**Your objective:**
Go through the listing below and gather every line with the word "Games".
— START —
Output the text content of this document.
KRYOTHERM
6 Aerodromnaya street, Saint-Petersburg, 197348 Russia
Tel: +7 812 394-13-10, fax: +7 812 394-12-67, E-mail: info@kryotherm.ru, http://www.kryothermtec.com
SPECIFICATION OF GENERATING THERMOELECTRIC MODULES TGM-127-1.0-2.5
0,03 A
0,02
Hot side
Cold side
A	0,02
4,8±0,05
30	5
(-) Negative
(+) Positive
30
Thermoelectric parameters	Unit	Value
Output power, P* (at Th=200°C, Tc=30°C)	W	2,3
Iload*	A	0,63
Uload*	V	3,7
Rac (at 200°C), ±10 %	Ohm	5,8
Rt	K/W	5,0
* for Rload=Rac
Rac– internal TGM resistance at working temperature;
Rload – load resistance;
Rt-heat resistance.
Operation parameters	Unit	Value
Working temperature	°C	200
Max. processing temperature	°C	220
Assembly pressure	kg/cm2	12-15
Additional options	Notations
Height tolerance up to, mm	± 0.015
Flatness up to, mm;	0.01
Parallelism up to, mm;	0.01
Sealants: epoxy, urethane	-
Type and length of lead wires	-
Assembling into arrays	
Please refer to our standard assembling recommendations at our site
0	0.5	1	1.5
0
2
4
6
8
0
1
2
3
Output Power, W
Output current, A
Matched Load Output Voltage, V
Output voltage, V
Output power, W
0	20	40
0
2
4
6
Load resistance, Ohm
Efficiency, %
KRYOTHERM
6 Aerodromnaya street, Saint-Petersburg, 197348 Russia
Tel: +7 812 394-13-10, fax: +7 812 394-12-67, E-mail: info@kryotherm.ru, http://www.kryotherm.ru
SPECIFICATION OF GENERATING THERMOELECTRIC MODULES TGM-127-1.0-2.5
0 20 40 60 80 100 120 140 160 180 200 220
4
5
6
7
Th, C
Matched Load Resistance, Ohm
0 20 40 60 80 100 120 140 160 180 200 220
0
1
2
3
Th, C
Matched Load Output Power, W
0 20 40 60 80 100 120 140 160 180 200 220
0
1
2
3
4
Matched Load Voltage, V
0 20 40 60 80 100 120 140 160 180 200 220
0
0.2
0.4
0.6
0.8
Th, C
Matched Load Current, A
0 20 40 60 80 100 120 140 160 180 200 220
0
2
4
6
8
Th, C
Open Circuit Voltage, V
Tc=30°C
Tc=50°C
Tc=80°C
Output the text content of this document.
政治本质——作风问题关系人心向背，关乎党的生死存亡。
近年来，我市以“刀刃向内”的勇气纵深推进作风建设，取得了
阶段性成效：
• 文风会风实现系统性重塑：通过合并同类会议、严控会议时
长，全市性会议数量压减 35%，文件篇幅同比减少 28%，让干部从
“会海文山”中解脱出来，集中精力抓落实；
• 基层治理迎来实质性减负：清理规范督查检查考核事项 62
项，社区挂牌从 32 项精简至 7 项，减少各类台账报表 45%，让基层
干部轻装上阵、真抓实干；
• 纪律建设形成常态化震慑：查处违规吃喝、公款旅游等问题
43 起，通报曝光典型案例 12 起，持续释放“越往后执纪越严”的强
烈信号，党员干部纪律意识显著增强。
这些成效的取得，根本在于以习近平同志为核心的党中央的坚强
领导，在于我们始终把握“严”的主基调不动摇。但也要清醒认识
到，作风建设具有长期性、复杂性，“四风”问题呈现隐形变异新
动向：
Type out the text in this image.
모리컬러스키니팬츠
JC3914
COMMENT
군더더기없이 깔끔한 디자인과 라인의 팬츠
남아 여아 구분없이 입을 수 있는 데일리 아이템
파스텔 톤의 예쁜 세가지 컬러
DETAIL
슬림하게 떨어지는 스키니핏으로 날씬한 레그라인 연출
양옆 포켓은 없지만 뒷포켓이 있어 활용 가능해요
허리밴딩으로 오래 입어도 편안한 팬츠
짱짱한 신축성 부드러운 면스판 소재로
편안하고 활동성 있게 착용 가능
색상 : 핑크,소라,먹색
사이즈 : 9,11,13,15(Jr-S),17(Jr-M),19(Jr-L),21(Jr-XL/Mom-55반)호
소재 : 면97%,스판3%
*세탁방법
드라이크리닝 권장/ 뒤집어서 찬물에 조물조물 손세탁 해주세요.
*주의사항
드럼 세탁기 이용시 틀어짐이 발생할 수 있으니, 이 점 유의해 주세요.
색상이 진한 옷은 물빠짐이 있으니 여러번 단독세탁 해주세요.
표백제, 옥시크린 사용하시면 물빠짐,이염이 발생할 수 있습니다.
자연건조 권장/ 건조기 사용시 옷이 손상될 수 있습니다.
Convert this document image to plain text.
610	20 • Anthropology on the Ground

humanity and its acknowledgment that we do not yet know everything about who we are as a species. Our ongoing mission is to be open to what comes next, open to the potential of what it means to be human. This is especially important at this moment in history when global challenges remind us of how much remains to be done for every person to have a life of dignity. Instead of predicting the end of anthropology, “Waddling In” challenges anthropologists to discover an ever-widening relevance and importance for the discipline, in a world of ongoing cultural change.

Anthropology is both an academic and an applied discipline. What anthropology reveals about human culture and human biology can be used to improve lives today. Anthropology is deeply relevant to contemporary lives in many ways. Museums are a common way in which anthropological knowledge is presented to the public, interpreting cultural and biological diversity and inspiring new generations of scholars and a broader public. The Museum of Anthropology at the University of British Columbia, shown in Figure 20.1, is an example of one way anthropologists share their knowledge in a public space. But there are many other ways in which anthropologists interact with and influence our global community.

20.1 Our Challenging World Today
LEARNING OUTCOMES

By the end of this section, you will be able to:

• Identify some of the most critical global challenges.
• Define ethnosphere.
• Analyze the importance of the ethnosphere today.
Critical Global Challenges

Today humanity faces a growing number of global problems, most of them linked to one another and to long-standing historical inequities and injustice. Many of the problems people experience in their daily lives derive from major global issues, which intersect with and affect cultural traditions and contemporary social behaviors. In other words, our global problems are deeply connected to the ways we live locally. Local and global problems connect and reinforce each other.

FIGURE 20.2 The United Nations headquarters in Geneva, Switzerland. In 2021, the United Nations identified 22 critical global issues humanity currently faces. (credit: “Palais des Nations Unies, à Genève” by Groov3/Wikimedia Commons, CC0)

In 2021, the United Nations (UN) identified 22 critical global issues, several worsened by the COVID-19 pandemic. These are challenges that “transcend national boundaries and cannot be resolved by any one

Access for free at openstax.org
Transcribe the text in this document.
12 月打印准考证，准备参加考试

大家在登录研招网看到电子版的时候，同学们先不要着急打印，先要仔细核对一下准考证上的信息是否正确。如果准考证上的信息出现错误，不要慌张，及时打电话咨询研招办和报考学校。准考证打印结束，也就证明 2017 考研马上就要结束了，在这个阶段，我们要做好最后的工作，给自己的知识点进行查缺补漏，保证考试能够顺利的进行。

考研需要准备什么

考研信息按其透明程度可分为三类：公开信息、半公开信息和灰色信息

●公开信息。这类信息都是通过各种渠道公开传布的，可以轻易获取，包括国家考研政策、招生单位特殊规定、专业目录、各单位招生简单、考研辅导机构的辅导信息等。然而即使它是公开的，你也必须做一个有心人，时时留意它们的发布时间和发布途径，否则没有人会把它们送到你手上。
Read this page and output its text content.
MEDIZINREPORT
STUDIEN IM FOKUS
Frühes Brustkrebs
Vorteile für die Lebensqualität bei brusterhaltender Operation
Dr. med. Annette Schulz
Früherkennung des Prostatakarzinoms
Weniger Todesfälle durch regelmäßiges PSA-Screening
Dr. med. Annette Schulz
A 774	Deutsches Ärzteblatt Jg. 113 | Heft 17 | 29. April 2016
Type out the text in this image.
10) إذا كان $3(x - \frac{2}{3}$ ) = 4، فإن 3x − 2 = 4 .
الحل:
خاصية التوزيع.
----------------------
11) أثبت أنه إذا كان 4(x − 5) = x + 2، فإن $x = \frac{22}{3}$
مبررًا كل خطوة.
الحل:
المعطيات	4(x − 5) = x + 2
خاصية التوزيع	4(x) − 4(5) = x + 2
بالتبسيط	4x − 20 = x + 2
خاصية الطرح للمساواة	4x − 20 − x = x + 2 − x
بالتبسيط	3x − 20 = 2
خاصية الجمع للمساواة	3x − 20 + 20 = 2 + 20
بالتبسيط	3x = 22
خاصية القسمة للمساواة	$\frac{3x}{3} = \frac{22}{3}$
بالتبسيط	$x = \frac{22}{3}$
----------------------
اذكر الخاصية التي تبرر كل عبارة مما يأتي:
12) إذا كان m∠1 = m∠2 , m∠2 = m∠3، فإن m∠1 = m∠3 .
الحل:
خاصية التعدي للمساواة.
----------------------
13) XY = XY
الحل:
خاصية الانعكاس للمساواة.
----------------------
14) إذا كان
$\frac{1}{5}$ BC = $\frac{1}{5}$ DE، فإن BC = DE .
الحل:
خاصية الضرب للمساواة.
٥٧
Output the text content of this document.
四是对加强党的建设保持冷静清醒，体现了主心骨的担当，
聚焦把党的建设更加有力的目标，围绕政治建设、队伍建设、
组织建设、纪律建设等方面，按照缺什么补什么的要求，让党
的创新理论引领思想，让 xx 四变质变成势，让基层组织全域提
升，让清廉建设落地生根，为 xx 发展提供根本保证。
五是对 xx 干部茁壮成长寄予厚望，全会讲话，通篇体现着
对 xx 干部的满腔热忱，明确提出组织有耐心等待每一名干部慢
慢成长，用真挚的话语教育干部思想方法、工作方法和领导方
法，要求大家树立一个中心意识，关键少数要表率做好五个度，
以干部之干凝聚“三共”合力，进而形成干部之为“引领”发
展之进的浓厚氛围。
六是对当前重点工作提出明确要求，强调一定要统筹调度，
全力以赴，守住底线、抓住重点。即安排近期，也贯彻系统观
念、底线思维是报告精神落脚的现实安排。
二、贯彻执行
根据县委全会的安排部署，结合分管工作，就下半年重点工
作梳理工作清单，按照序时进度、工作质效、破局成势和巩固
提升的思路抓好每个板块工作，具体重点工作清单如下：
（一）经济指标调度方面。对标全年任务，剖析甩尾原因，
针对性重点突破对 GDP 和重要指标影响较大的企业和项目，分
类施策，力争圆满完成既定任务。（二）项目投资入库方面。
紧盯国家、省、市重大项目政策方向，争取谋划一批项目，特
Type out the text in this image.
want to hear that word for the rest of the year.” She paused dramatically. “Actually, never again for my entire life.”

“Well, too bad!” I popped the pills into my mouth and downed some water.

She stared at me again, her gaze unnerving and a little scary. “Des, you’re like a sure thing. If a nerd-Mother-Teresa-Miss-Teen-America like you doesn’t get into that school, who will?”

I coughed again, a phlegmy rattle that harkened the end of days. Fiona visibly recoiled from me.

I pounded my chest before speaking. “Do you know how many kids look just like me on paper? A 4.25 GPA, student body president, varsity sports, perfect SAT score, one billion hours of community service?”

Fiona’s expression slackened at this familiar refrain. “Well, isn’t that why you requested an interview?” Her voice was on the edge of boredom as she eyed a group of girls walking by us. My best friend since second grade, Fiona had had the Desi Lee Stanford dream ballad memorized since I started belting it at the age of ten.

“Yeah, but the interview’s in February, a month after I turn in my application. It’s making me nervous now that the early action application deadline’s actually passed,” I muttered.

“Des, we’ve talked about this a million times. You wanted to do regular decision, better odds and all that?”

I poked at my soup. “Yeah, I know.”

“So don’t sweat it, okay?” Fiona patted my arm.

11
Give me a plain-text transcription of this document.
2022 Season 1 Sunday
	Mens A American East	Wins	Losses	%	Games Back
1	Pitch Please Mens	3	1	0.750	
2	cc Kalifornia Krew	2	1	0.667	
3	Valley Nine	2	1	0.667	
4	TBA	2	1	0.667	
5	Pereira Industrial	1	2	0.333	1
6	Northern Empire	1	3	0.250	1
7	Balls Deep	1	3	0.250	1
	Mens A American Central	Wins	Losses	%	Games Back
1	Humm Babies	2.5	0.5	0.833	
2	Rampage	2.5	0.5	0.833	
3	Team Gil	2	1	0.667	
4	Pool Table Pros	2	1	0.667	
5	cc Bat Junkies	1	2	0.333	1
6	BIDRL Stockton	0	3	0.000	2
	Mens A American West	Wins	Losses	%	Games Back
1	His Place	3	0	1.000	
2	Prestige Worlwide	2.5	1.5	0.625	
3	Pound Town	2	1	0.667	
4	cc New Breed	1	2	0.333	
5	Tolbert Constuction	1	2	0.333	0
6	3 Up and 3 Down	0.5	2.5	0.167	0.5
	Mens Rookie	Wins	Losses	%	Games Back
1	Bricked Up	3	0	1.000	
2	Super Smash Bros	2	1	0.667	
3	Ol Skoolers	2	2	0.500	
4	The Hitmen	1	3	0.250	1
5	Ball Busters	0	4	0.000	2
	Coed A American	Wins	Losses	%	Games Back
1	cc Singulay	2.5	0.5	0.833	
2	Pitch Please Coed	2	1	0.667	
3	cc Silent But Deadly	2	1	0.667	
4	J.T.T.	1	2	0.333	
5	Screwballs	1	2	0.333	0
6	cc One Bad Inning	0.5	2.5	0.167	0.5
— END —
**Exercise answer:**
	Mens A American East	Wins	Losses	%	Games Back
	Mens A American Central	Wins	Losses	%	Games Back
	Mens A American West	Wins	Losses	%	Games Back
	Mens Rookie	Wins	Losses	%	Games Back
	Coed A American	Wins	Losses	%	Games Back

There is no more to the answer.